OBJECTIVE ::
Copy every line that holds "JSON".

"""

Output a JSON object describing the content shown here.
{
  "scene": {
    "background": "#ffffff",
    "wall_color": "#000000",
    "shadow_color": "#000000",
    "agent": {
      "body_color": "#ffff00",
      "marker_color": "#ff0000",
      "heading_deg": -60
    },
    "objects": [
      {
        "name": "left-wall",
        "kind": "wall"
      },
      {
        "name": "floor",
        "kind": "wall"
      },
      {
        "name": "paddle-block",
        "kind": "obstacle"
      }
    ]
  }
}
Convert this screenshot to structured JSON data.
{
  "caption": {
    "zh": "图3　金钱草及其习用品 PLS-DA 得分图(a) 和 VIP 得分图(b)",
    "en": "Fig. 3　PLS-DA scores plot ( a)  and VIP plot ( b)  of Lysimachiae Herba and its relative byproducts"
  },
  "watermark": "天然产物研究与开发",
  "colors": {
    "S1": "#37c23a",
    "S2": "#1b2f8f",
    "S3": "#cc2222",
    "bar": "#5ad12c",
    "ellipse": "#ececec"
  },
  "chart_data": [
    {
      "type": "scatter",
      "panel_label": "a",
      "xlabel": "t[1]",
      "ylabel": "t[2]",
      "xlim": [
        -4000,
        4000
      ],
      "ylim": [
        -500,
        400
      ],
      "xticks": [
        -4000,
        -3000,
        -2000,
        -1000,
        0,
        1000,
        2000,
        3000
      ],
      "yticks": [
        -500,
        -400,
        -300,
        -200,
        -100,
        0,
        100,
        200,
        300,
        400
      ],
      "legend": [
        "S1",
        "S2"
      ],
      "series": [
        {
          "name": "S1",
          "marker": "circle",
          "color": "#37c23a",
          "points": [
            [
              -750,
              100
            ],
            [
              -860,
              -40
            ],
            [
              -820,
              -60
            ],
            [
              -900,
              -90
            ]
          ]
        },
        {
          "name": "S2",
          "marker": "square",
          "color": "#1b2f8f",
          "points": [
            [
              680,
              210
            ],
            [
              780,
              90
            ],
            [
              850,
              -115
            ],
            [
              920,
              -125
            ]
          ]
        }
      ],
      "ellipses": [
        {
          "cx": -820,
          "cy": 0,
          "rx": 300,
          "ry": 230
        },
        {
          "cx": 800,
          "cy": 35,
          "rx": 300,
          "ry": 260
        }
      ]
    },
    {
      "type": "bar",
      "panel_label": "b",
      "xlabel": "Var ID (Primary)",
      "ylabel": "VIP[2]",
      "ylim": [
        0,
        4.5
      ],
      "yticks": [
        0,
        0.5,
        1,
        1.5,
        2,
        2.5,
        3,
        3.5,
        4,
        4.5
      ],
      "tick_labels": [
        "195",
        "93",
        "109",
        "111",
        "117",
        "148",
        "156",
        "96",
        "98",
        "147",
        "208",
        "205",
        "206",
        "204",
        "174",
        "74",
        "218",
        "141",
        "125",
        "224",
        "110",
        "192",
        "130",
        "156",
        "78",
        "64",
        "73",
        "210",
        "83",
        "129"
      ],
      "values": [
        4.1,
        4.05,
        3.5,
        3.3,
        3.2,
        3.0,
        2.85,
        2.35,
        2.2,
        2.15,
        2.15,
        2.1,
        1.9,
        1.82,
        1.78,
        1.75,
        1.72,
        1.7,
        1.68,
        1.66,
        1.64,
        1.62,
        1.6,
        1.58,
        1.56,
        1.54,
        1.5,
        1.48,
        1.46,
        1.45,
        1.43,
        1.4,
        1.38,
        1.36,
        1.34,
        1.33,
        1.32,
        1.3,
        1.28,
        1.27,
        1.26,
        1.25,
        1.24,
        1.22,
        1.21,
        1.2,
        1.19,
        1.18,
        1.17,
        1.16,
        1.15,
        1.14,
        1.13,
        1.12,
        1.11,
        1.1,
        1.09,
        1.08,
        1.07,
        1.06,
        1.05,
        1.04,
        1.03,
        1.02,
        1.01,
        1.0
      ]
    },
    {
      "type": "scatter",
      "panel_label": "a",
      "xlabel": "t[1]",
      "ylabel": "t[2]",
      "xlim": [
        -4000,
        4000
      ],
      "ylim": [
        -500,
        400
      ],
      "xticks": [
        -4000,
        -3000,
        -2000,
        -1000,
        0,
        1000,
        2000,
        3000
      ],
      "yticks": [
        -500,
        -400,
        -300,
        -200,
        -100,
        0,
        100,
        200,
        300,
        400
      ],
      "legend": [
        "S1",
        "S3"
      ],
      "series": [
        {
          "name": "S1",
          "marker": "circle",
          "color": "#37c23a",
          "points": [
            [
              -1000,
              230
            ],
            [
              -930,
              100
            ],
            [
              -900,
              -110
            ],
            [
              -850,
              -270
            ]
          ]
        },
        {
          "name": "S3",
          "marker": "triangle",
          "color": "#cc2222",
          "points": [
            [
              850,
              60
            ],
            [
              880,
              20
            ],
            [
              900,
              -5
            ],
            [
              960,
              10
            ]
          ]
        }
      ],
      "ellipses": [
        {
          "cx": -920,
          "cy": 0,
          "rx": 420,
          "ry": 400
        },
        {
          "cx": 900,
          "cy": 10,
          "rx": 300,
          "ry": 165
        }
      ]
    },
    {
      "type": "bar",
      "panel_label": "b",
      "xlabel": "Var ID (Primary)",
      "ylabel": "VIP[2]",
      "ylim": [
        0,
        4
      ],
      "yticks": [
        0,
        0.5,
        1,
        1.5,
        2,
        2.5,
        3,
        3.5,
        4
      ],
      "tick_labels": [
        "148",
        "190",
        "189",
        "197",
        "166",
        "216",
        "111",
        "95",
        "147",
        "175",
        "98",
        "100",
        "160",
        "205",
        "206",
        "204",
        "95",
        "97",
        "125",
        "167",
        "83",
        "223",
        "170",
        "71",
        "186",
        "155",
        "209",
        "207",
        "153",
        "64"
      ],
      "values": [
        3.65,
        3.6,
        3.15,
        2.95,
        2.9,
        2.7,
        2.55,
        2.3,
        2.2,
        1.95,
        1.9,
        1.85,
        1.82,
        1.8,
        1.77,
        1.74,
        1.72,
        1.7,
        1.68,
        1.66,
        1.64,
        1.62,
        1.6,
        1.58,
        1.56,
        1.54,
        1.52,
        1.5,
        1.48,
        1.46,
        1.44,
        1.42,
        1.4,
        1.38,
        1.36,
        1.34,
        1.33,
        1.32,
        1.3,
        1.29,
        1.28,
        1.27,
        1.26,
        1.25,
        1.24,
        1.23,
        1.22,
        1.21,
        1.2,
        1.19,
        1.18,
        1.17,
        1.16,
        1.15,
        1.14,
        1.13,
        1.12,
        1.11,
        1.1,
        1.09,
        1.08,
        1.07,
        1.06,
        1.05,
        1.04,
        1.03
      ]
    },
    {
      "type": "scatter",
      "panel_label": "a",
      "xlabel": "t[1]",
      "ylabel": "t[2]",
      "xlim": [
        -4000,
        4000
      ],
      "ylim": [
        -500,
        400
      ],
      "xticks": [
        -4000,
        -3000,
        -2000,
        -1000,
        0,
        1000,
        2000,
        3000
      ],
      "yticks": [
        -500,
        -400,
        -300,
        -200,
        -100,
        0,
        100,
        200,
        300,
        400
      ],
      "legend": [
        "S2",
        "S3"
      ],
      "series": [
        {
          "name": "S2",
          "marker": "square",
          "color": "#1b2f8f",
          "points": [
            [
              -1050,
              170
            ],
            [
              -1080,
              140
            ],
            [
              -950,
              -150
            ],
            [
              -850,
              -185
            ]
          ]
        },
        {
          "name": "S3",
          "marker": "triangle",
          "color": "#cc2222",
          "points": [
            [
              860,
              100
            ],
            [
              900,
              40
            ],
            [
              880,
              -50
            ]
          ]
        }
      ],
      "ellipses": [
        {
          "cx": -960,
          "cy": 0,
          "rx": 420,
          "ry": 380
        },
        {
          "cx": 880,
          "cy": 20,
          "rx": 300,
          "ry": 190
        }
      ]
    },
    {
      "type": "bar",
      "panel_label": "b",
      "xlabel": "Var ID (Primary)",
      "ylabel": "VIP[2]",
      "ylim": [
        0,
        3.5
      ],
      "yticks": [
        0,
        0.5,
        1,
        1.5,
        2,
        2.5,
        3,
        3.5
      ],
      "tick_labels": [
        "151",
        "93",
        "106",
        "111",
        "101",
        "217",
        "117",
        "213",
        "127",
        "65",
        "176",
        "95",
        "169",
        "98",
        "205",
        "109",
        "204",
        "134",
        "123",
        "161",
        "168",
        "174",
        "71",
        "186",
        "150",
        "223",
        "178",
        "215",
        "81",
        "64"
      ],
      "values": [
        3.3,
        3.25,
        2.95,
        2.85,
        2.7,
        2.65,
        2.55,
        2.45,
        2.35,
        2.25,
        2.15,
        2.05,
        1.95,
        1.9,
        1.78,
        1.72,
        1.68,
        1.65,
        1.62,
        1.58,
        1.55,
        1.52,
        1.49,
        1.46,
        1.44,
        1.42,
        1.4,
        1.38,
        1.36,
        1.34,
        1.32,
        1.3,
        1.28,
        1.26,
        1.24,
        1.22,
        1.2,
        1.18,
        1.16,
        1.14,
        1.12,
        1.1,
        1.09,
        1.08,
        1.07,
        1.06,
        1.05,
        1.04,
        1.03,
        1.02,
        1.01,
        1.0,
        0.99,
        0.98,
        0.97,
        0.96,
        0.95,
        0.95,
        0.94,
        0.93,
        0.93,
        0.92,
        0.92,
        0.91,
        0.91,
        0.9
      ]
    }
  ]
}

"""

FINAL RESULT ::
Output a JSON object describing the content shown here.
Convert this screenshot to structured JSON data.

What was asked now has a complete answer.